[Start of Records for processing]

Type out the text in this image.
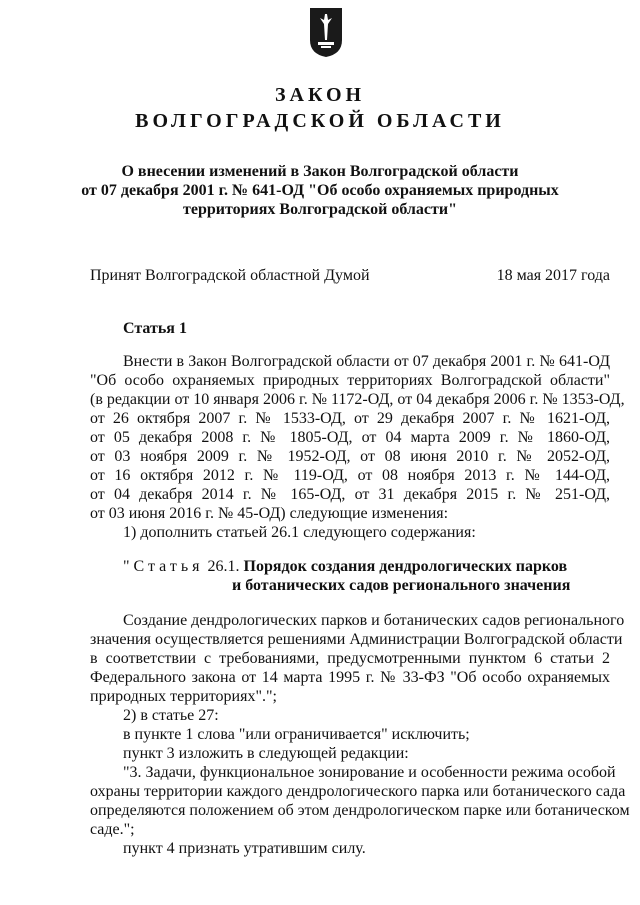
ЗАКОН
ВОЛГОГРАДСКОЙ ОБЛАСТИ
О внесении изменений в Закон Волгоградской области
от 07 декабря 2001 г. № 641-ОД "Об особо охраняемых природных
территориях Волгоградской области"
Принят Волгоградской областной Думой	18 мая 2017 года
Статья 1
Внести в Закон Волгоградской области от 07 декабря 2001 г. № 641-ОД
"Об особо охраняемых природных территориях Волгоградской области"
(в редакции от 10 января 2006 г. № 1172-ОД, от 04 декабря 2006 г. № 1353-ОД,
от 26 октября 2007 г. № 1533-ОД, от 29 декабря 2007 г. № 1621-ОД,
от 05 декабря 2008 г. № 1805-ОД, от 04 марта 2009 г. № 1860-ОД,
от 03 ноября 2009 г. № 1952-ОД, от 08 июня 2010 г. № 2052-ОД,
от 16 октября 2012 г. № 119-ОД, от 08 ноября 2013 г. № 144-ОД,
от 04 декабря 2014 г. № 165-ОД, от 31 декабря 2015 г. № 251-ОД,
от 03 июня 2016 г. № 45-ОД) следующие изменения:
1) дополнить статьей 26.1 следующего содержания:
"Статья 26.1. Порядок создания дендрологических парков
и ботанических садов регионального значения
Создание дендрологических парков и ботанических садов регионального
значения осуществляется решениями Администрации Волгоградской области
в соответствии с требованиями, предусмотренными пунктом 6 статьи 2
Федерального закона от 14 марта 1995 г. № 33-ФЗ "Об особо охраняемых
природных территориях".";
2) в статье 27:
в пункте 1 слова "или ограничивается" исключить;
пункт 3 изложить в следующей редакции:
"3. Задачи, функциональное зонирование и особенности режима особой
охраны территории каждого дендрологического парка или ботанического сада
определяются положением об этом дендрологическом парке или ботаническом
саде.";
пункт 4 признать утратившим силу.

[End of Records for processing]

Transcribe all of the material exactly, leaving out whatever pictures it contains.

Worked answer:
Type out the text in this image.
ЗАКОН
ВОЛГОГРАДСКОЙ ОБЛАСТИ
О внесении изменений в Закон Волгоградской области
от 07 декабря 2001 г. № 641-ОД "Об особо охраняемых природных
территориях Волгоградской области"
Принят Волгоградской областной Думой	18 мая 2017 года
Статья 1
Внести в Закон Волгоградской области от 07 декабря 2001 г. № 641-ОД
"Об особо охраняемых природных территориях Волгоградской области"
(в редакции от 10 января 2006 г. № 1172-ОД, от 04 декабря 2006 г. № 1353-ОД,
от 26 октября 2007 г. № 1533-ОД, от 29 декабря 2007 г. № 1621-ОД,
от 05 декабря 2008 г. № 1805-ОД, от 04 марта 2009 г. № 1860-ОД,
от 03 ноября 2009 г. № 1952-ОД, от 08 июня 2010 г. № 2052-ОД,
от 16 октября 2012 г. № 119-ОД, от 08 ноября 2013 г. № 144-ОД,
от 04 декабря 2014 г. № 165-ОД, от 31 декабря 2015 г. № 251-ОД,
от 03 июня 2016 г. № 45-ОД) следующие изменения:
1) дополнить статьей 26.1 следующего содержания:
"Статья 26.1. Порядок создания дендрологических парков
и ботанических садов регионального значения
Создание дендрологических парков и ботанических садов регионального
значения осуществляется решениями Администрации Волгоградской области
в соответствии с требованиями, предусмотренными пунктом 6 статьи 2
Федерального закона от 14 марта 1995 г. № 33-ФЗ "Об особо охраняемых
природных территориях".";
2) в статье 27:
в пункте 1 слова "или ограничивается" исключить;
пункт 3 изложить в следующей редакции:
"3. Задачи, функциональное зонирование и особенности режима особой
охраны территории каждого дендрологического парка или ботанического сада
определяются положением об этом дендрологическом парке или ботаническом
саде.";
пункт 4 признать утратившим силу.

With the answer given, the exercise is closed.